* _TESTO FORNITO_:
-.-.-

Giovedì, 29 Luglio 2021
Cronaca Chiarbola - Servola - Valmaura

Morto nel salotto di casa a Servola: la moglie confessa l'omicidio

Dopo le numerose contraddizioni fornite nel suo racconto della vicenda, la moglie messa dagli investigatori della Squadra Mobile più volte di fronte all'evidenza degli elementi oggettivi ha ammesso l’accoltellamento del marito

Nella nottata odierna è stata sottoposta a fermo da parte del Sostituto Procuratore della Repubblica, C.L. classe 49 ritenuta responsabile dell’omicidio del marito 73enne Fulvio Visintin, deceduto nel tardo pomeriggio di ieri all’interno della propria abitazione a Servola in via dei Vigneti, per una grave emorragia causata da una profonda ferita da taglio al petto.
La donna, che ha dapprima fornito una ricostruzione di comodo dei fatti occorsi all’interno delle mura domestiche, apparsa da subito non sostenibile per le numerose contraddizioni fornite nel corso dei vari ascolti, messa dagli investigatori della Squadra Mobile più volte di fronte all’incalzante evidenza degli elementi oggettivi che riconducevano ad un suo netto coinvolgimento, ha infine ammesso la sua responsabilità relativa all’accoltellamento del marito.

Ripercorrendo i fatti, la coppia, che attraversava una crisi già da alcuni anni, era rientrata in abitazione nel tardo pomeriggio dopo aver trascorso il pranzo pasquale a casa di alcuni parenti e si trovava nel soggiorno, quando i due hanno iniziato a discutere animatamente per futili motivi. L’uomo, che si trovava seduto sul divano impugnando un coltello da cucina, si sarebbe alzato continuando ad insultare la moglie che era in piedi davanti a lui.
Nonostante il racconto confuso, la donna ha dichiarato agli inquirenti che piena di livore coltivato verso suo marito per i pregressi dissidi degli ultimi anni, sentitasi minacciata, avrebbe sottratto l’arma e, rivolgendola verso di lui, lo avrebbe poi colpito al petto.

Tuttavia, resasi conto della serietà del gesto e delle precarie condizioni fisiche del marito, la C.L. ha contattato immediatamente l’emergenza sanitaria, che comprendendo la gravità dei fatti ha da subito all’allertato la centrale operativa della Polizia di Stato per un intervento congiunto sul posto.
Le volanti, inviate prontamente sul luogo dell’intervento, hanno assicurato con estrema professionalità la scena del crimine, preservando l’immobile da potenziali inquinamenti delle fonti di prova e raccogliendo tutte le informazione dei soggetti in grado di riferire circostanze utili per il proseguo delle indagini.

D’altro canto, nonostante i numerosi tentativi da parte del personale medico del 118 di rianimarlo sul posto, l’uomo decedeva pochi minuti dopo.

Gli accertamenti successivi sono stati eseguiti dal personale della Squadra Mobile e coordinati dal sostituto Procuratore della Repubblica di turno intervenuto sul posto che, all’esito della confessione, ha disposto il fermo della donna in regime di arresti domiciliari.
Eseguito il sopralluogo tecnico della scientifica, rinvenuta l’arma del delitto, un coltello da cucina recante ancora vistose recante tracce ematiche, l’appartamento è stato sottoposto al vincolo del sequestro.

-.-.-

[Voci contenute in un dataset]
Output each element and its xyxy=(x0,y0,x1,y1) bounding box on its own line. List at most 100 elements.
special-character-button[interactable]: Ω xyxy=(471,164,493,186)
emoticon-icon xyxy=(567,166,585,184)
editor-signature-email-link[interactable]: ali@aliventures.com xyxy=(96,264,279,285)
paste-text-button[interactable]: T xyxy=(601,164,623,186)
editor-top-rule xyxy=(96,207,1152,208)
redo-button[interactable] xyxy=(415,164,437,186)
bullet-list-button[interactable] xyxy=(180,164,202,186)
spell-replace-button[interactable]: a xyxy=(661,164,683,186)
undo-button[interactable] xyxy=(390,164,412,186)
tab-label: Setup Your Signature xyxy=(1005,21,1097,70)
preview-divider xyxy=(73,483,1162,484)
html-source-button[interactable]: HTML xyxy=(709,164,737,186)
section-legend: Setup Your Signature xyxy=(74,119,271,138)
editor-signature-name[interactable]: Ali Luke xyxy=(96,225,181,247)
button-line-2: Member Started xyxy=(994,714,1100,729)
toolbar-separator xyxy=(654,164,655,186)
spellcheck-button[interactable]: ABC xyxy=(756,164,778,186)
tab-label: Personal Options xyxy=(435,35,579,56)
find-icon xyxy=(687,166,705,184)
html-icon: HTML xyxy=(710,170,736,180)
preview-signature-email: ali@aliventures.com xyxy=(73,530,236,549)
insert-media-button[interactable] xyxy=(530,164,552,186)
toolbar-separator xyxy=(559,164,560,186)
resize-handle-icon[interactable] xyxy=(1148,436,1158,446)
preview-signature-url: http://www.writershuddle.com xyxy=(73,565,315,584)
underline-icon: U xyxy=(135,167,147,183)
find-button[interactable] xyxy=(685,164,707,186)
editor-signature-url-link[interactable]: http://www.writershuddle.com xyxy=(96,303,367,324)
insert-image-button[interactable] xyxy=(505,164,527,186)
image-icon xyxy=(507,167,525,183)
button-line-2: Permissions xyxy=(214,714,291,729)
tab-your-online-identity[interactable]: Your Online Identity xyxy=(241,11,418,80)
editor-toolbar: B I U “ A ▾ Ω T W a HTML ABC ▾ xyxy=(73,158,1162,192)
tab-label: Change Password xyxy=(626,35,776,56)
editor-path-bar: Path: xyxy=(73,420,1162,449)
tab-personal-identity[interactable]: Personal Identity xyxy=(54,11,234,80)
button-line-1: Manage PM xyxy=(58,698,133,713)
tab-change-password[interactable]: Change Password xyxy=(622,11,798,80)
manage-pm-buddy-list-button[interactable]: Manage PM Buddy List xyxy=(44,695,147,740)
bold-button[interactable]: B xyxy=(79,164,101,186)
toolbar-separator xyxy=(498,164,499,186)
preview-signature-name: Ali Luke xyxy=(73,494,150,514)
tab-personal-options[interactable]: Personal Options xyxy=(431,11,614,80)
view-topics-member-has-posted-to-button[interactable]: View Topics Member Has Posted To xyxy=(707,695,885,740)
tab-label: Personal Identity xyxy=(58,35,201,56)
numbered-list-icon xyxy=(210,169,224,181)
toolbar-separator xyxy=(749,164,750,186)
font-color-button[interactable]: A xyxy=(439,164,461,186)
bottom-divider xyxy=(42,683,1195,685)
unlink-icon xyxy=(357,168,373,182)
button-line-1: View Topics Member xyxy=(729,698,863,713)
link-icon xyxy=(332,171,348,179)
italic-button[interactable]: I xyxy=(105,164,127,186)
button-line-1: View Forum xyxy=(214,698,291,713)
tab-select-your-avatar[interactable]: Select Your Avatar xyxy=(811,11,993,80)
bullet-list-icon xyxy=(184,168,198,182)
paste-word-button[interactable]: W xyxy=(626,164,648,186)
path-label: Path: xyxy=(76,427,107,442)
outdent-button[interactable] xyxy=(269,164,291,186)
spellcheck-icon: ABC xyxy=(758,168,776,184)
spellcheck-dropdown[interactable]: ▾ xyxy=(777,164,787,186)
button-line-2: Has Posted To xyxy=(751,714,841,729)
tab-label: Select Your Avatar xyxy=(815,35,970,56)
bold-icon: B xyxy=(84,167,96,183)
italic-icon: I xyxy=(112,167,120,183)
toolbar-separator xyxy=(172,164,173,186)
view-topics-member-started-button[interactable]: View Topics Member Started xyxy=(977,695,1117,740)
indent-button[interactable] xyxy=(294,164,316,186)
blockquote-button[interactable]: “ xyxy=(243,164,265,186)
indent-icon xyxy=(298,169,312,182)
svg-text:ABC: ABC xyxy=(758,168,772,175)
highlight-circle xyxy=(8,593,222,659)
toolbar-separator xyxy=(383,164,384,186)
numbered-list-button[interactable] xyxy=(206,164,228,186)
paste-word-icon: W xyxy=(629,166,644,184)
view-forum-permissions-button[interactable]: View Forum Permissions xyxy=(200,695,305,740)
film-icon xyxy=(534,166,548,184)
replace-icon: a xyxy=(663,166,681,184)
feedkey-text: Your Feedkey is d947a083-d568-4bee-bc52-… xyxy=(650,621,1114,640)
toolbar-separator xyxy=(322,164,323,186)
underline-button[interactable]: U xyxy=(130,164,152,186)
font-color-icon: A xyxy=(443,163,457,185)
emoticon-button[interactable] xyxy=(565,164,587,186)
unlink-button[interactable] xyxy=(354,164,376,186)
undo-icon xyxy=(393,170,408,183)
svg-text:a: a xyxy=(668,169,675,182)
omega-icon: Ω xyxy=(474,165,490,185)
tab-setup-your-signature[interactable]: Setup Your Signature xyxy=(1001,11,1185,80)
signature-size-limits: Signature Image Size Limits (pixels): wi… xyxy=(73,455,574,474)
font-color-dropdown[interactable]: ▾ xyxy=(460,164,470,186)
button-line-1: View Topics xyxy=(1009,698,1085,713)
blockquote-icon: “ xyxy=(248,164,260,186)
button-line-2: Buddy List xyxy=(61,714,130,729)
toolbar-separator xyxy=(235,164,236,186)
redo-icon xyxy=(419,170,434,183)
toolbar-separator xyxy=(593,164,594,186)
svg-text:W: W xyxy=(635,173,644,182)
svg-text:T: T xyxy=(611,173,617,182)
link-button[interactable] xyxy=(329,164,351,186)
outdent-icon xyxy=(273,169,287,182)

-.-.-

* _ENUNCIATO DEL COMPITO_:
Rispondi alle domande seguenti usando il testo fornito.
(a) In quale via si trovava l'abitazione del 73enne?
(b) Dove aveva trascorso la coppia il pranzo pasquale?
(c) In quale regime il Sostituto Procuratore ha disposto il fermo della donna?

* _SOLUZIONE DEL COMPITO_:
(a) In via dei Vigneti, a Servola.
(b) A casa di alcuni parenti.
(c) In regime di arresti domiciliari.